Work required —
Pick out the lines below that contain the string "субтаблицу" and copy them all.

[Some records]
__________

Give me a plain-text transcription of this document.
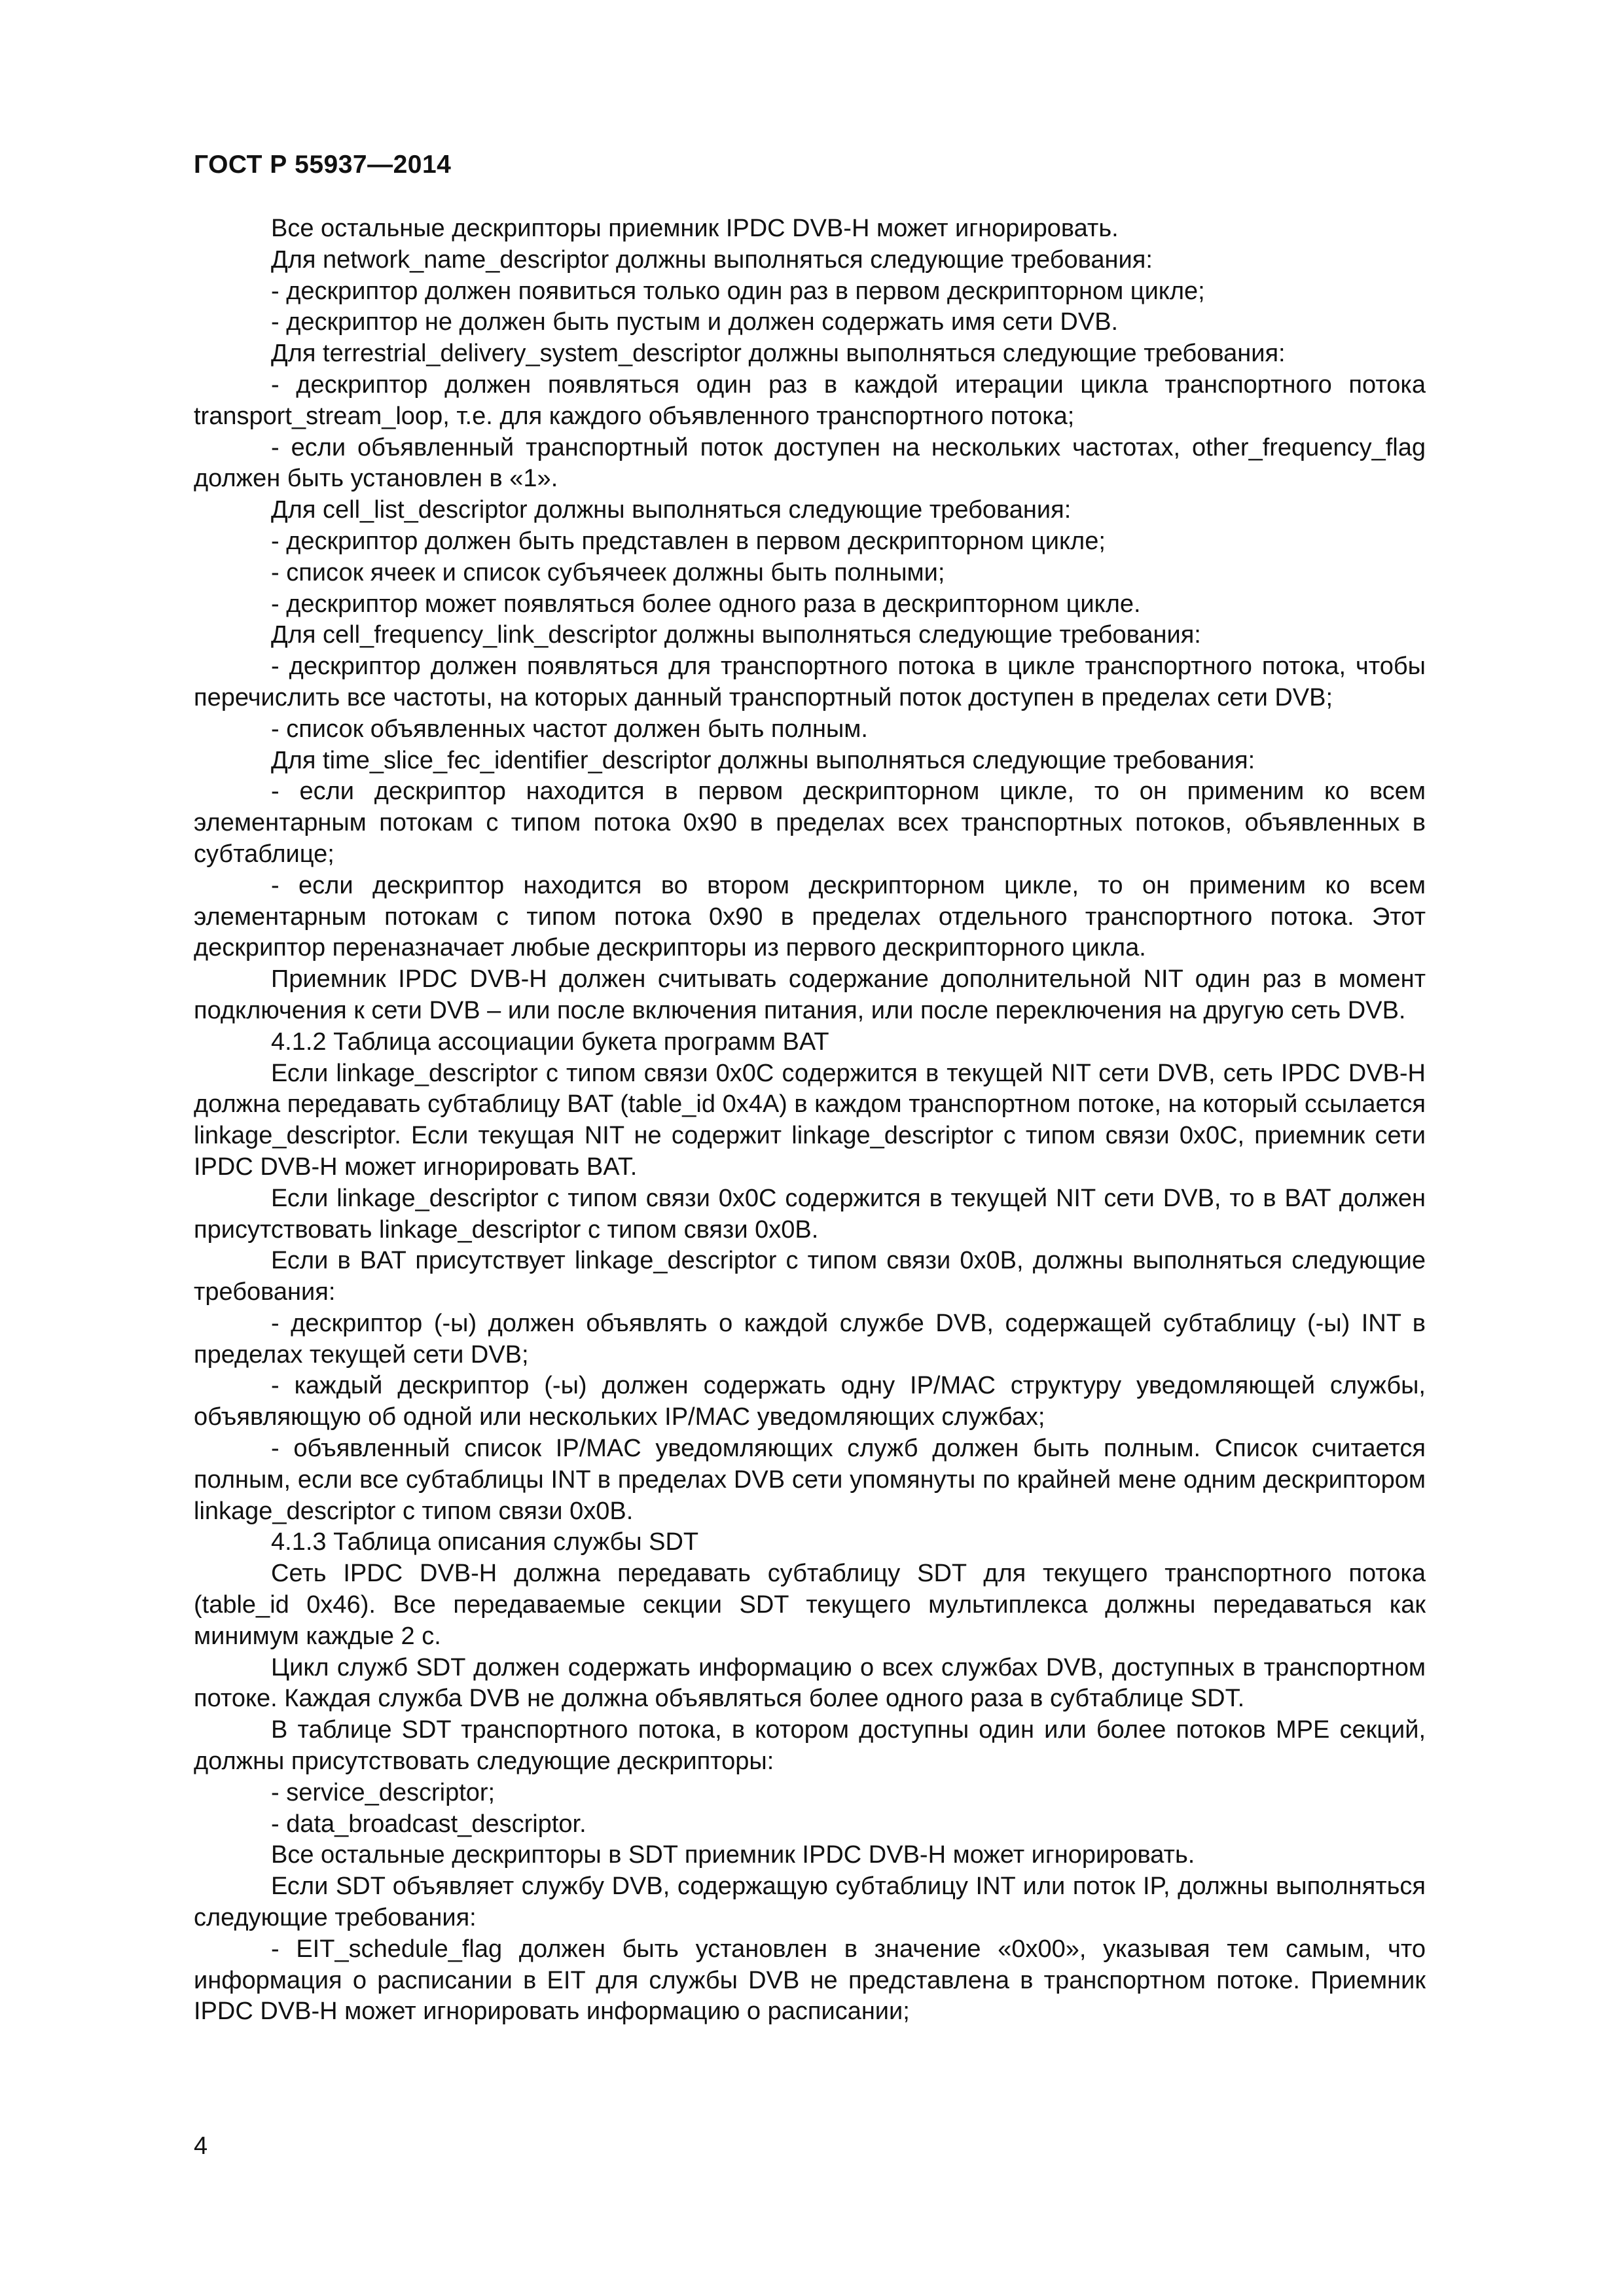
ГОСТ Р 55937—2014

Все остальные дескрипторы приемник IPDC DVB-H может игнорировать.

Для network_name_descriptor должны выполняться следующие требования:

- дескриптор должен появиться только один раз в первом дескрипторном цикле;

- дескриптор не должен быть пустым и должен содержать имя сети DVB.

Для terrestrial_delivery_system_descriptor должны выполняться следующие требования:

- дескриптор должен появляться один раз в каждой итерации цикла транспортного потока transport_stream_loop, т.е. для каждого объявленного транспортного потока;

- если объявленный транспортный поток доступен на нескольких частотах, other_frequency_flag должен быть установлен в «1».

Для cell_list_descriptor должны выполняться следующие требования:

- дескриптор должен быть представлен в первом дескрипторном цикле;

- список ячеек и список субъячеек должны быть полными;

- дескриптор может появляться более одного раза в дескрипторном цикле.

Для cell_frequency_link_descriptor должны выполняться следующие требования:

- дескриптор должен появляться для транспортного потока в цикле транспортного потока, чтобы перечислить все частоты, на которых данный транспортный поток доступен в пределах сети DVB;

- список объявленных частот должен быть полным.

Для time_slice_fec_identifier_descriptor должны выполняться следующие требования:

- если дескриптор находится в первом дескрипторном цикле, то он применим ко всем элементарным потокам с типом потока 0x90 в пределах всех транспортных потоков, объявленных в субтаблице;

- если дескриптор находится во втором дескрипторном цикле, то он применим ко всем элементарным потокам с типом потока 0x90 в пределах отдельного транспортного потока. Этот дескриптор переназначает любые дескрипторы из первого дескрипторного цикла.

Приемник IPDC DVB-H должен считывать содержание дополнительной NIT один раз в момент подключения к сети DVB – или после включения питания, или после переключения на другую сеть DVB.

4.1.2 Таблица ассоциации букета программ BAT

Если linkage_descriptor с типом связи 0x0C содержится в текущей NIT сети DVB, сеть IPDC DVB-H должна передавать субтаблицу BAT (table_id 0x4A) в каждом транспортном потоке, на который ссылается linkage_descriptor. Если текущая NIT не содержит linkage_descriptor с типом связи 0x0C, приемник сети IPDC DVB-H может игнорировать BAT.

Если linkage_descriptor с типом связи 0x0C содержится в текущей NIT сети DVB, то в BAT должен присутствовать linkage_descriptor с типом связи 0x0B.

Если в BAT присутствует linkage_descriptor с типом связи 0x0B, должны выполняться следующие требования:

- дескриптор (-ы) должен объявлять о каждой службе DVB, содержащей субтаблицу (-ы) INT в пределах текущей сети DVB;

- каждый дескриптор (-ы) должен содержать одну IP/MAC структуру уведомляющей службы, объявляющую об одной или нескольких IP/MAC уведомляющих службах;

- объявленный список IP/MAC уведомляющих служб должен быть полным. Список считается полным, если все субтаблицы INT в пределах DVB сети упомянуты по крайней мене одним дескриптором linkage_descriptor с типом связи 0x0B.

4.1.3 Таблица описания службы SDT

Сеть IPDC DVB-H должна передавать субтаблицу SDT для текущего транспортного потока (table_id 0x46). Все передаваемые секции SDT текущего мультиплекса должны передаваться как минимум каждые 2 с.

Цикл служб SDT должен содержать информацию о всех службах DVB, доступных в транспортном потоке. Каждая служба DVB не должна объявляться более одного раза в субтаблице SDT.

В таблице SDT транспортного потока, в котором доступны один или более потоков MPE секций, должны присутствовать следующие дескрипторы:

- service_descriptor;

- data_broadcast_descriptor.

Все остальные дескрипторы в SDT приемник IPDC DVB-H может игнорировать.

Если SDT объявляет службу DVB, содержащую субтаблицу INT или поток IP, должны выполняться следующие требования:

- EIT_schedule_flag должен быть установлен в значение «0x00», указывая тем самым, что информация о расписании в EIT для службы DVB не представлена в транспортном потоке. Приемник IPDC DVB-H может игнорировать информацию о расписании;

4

__________

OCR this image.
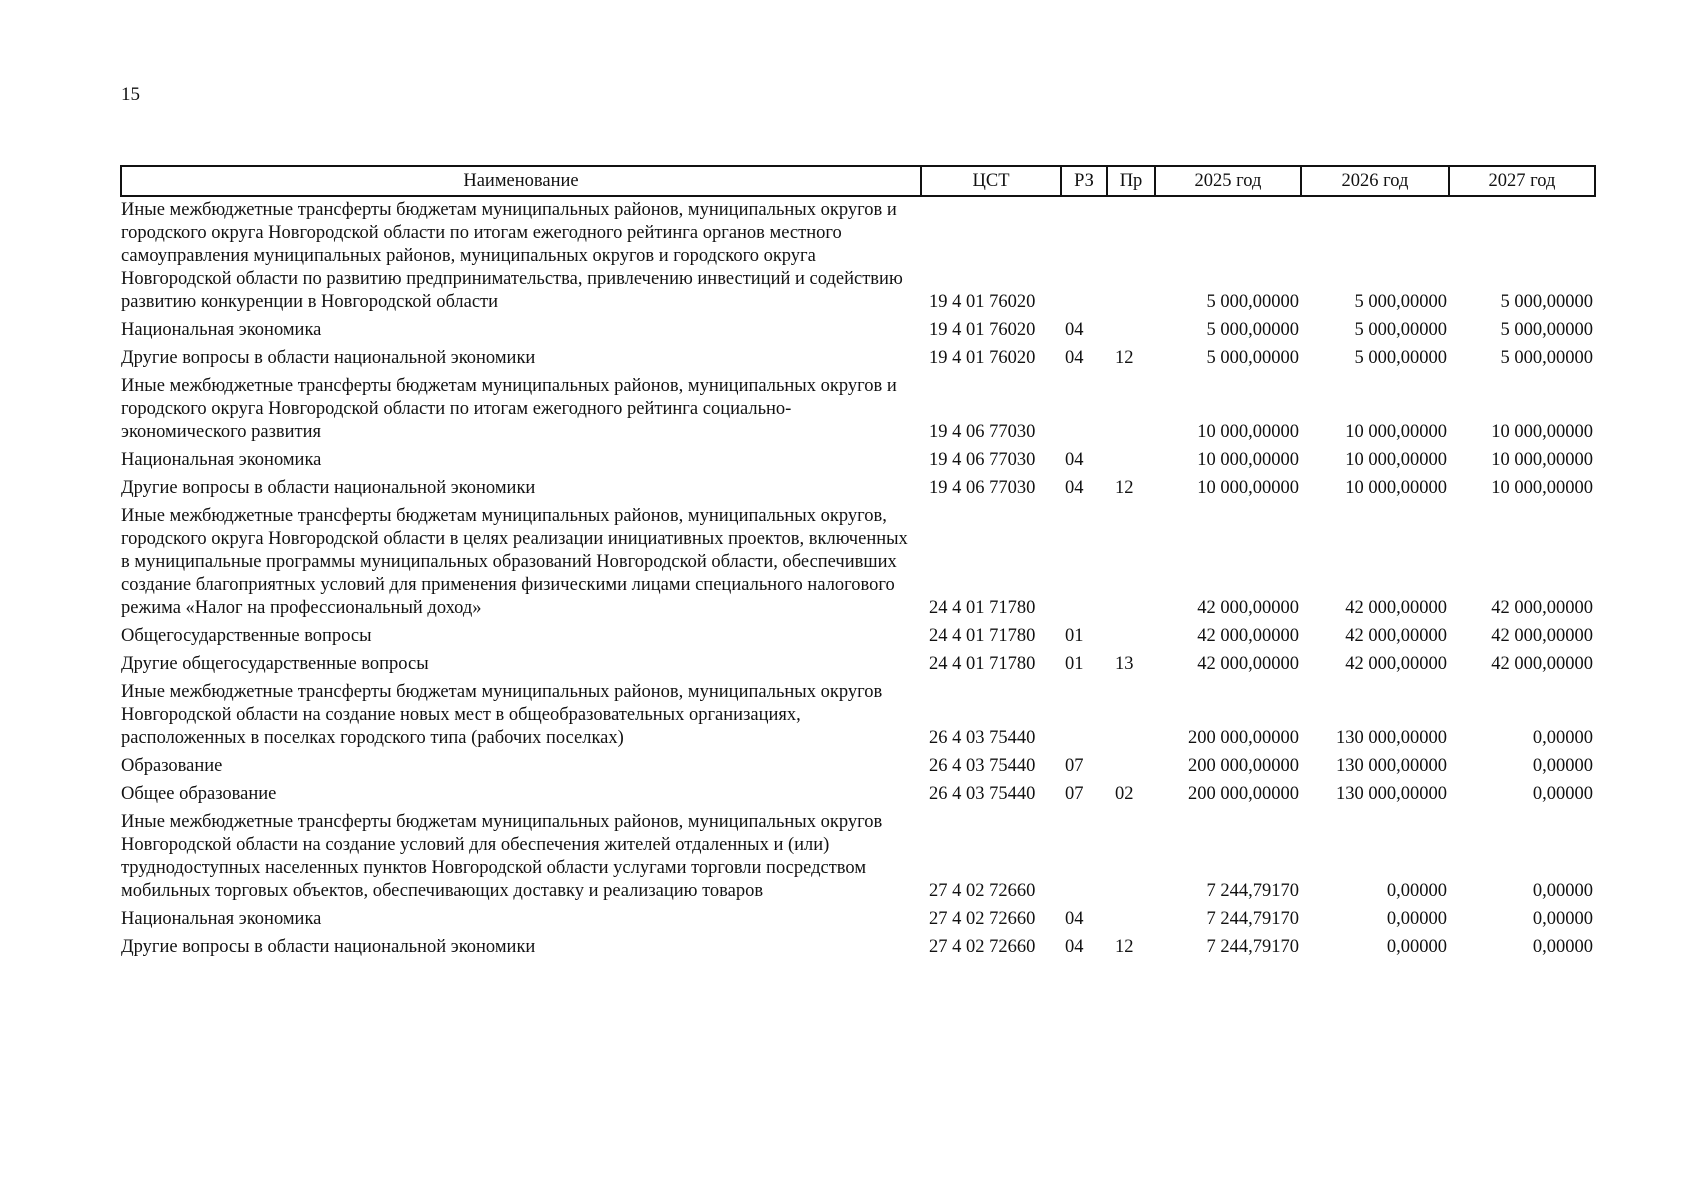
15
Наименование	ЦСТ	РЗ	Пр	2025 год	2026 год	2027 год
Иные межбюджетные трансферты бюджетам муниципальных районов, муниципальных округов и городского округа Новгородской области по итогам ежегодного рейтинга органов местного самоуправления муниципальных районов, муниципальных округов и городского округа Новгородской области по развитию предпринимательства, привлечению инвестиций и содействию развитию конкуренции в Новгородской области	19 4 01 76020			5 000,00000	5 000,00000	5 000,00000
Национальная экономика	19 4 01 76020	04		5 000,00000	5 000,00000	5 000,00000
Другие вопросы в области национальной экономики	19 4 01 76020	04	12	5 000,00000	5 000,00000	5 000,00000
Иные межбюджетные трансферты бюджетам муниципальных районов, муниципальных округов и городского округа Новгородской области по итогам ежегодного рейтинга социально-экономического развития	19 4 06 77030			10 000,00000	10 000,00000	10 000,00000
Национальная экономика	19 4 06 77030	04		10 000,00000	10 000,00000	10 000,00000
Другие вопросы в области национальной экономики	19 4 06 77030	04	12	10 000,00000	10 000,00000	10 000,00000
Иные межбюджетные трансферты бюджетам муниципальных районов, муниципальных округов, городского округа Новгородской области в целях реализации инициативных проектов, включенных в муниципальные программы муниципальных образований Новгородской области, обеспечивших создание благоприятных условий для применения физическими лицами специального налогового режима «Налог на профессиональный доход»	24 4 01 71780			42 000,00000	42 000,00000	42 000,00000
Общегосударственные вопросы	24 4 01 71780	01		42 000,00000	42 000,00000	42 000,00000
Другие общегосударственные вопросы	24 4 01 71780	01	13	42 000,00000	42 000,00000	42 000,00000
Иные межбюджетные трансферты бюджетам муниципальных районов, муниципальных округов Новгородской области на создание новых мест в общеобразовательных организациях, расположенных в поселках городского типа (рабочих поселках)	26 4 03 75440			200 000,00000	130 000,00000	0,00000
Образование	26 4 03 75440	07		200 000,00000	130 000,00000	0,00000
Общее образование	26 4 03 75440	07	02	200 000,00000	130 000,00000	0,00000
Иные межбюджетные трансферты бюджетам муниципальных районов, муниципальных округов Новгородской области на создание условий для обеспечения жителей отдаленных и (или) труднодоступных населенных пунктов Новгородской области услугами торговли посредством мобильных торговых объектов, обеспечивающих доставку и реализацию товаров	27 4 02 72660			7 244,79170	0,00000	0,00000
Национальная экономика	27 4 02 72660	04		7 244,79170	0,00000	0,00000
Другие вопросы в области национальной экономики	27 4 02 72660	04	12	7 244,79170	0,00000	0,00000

__________

Result of this exercise —
Если linkage_descriptor с типом связи 0x0C содержится в текущей NIT сети DVB, сеть IPDC DVB-H должна передавать субтаблицу BAT (table_id 0x4A) в каждом транспортном потоке, на который ссылается linkage_descriptor. Если текущая NIT не содержит linkage_descriptor с типом связи 0x0C, приемник сети IPDC DVB-H может игнорировать BAT.
- дескриптор (-ы) должен объявлять о каждой службе DVB, содержащей субтаблицу (-ы) INT в пределах текущей сети DVB;
Сеть IPDC DVB-H должна передавать субтаблицу SDT для текущего транспортного потока (table_id 0x46). Все передаваемые секции SDT текущего мультиплекса должны передаваться как минимум каждые 2 с.
Если SDT объявляет службу DVB, содержащую субтаблицу INT или поток IP, должны выполняться следующие требования:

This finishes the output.